▶ [STATED EXERCISE]: Review the lines that follow and copy each one that contains the word "Working".

▶ [RECORD EXTRACTS]:
== == ==
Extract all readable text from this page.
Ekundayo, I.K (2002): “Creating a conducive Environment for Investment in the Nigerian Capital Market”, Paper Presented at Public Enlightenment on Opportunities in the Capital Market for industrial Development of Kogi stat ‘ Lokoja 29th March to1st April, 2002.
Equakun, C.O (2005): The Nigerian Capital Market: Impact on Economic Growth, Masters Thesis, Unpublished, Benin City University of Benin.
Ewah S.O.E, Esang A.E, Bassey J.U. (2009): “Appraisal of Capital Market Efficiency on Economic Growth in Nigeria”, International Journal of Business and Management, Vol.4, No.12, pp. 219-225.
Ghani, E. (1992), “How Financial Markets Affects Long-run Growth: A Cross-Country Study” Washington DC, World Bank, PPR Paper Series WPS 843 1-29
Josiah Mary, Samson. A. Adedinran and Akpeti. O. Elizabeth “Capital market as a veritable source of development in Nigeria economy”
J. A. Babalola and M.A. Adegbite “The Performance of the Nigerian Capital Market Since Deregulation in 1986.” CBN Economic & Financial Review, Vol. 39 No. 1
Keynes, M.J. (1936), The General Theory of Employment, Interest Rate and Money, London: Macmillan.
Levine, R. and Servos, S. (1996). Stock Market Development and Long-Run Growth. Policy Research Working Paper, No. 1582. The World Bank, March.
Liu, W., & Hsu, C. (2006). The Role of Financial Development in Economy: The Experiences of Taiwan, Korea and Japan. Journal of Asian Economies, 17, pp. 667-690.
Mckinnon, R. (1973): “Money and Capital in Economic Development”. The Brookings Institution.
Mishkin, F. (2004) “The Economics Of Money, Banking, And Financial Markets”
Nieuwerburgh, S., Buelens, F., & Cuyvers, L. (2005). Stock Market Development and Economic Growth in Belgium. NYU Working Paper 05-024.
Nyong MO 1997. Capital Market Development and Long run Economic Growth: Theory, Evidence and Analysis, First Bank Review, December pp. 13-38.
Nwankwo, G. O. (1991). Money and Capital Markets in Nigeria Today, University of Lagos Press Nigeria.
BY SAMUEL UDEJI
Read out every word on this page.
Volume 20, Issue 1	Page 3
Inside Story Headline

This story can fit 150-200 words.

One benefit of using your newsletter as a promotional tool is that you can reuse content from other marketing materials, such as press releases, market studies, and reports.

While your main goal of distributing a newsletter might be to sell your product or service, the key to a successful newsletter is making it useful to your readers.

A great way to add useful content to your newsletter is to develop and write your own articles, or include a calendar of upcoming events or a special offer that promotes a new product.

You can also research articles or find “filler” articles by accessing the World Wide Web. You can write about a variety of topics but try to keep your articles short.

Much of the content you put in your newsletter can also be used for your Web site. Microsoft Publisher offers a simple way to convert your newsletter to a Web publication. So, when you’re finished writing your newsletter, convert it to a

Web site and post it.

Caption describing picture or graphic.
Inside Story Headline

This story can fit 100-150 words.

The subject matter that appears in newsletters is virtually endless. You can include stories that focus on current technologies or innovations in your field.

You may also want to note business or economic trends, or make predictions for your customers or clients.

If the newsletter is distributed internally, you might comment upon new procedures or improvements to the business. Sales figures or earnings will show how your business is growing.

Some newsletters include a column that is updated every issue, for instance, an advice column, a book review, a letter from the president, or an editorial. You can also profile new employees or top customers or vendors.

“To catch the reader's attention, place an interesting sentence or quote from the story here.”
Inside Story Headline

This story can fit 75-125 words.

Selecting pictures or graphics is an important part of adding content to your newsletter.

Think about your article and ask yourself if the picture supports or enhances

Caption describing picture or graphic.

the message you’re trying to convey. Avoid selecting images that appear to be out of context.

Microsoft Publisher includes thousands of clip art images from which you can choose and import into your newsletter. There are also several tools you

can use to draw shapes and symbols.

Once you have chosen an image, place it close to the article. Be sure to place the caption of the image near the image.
== == ==
▶ [COMPLETED EXERCISE]:
Levine, R. and Servos, S. (1996). Stock Market Development and Long-Run Growth. Policy Research Working Paper, No. 1582. The World Bank, March.
Nieuwerburgh, S., Buelens, F., & Cuyvers, L. (2005). Stock Market Development and Economic Growth in Belgium. NYU Working Paper 05-024.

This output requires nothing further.